Exact repetition is required: output every record in full.

## Begin Record set

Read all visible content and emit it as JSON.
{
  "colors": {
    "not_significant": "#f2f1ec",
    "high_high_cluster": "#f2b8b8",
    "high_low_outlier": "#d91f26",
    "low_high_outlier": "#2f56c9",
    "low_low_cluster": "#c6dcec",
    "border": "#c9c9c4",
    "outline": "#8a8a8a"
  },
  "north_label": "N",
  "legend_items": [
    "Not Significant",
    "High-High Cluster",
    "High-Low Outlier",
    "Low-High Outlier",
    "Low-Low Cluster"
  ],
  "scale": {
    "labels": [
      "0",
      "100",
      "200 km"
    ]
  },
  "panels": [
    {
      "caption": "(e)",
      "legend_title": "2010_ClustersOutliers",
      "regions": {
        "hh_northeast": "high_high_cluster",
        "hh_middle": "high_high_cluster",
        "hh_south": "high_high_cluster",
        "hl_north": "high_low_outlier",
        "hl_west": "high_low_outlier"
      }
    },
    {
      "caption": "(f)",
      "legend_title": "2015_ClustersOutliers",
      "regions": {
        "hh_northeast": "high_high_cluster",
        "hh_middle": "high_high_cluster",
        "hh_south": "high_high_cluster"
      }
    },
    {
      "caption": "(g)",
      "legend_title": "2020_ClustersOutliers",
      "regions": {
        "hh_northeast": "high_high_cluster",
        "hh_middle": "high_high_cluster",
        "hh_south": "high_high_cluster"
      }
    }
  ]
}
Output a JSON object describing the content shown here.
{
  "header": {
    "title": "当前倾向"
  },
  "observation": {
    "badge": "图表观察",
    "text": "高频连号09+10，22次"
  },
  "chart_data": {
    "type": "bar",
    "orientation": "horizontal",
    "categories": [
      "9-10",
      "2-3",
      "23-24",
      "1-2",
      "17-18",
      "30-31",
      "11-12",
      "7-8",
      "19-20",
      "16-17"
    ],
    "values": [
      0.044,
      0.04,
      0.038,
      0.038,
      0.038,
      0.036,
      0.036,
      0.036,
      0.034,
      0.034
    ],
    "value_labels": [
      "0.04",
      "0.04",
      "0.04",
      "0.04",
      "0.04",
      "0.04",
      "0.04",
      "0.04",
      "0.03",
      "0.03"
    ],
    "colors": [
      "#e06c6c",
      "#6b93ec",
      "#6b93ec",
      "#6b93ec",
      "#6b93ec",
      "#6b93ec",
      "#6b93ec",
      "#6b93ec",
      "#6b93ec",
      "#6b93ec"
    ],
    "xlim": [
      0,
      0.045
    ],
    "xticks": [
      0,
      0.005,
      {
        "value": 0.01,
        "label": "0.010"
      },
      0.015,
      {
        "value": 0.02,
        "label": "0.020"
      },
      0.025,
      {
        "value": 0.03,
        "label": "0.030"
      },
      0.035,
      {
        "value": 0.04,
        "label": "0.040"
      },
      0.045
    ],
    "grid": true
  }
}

## End Record set

-- Reply to the task --
Read all visible content and emit it as JSON.
{
  "colors": {
    "not_significant": "#f2f1ec",
    "high_high_cluster": "#f2b8b8",
    "high_low_outlier": "#d91f26",
    "low_high_outlier": "#2f56c9",
    "low_low_cluster": "#c6dcec",
    "border": "#c9c9c4",
    "outline": "#8a8a8a"
  },
  "north_label": "N",
  "legend_items": [
    "Not Significant",
    "High-High Cluster",
    "High-Low Outlier",
    "Low-High Outlier",
    "Low-Low Cluster"
  ],
  "scale": {
    "labels": [
      "0",
      "100",
      "200 km"
    ]
  },
  "panels": [
    {
      "caption": "(e)",
      "legend_title": "2010_ClustersOutliers",
      "regions": {
        "hh_northeast": "high_high_cluster",
        "hh_middle": "high_high_cluster",
        "hh_south": "high_high_cluster",
        "hl_north": "high_low_outlier",
        "hl_west": "high_low_outlier"
      }
    },
    {
      "caption": "(f)",
      "legend_title": "2015_ClustersOutliers",
      "regions": {
        "hh_northeast": "high_high_cluster",
        "hh_middle": "high_high_cluster",
        "hh_south": "high_high_cluster"
      }
    },
    {
      "caption": "(g)",
      "legend_title": "2020_ClustersOutliers",
      "regions": {
        "hh_northeast": "high_high_cluster",
        "hh_middle": "high_high_cluster",
        "hh_south": "high_high_cluster"
      }
    }
  ]
}
Output a JSON object describing the content shown here.
{
  "header": {
    "title": "当前倾向"
  },
  "observation": {
    "badge": "图表观察",
    "text": "高频连号09+10，22次"
  },
  "chart_data": {
    "type": "bar",
    "orientation": "horizontal",
    "categories": [
      "9-10",
      "2-3",
      "23-24",
      "1-2",
      "17-18",
      "30-31",
      "11-12",
      "7-8",
      "19-20",
      "16-17"
    ],
    "values": [
      0.044,
      0.04,
      0.038,
      0.038,
      0.038,
      0.036,
      0.036,
      0.036,
      0.034,
      0.034
    ],
    "value_labels": [
      "0.04",
      "0.04",
      "0.04",
      "0.04",
      "0.04",
      "0.04",
      "0.04",
      "0.04",
      "0.03",
      "0.03"
    ],
    "colors": [
      "#e06c6c",
      "#6b93ec",
      "#6b93ec",
      "#6b93ec",
      "#6b93ec",
      "#6b93ec",
      "#6b93ec",
      "#6b93ec",
      "#6b93ec",
      "#6b93ec"
    ],
    "xlim": [
      0,
      0.045
    ],
    "xticks": [
      0,
      0.005,
      {
        "value": 0.01,
        "label": "0.010"
      },
      0.015,
      {
        "value": 0.02,
        "label": "0.020"
      },
      0.025,
      {
        "value": 0.03,
        "label": "0.030"
      },
      0.035,
      {
        "value": 0.04,
        "label": "0.040"
      },
      0.045
    ],
    "grid": true
  }
}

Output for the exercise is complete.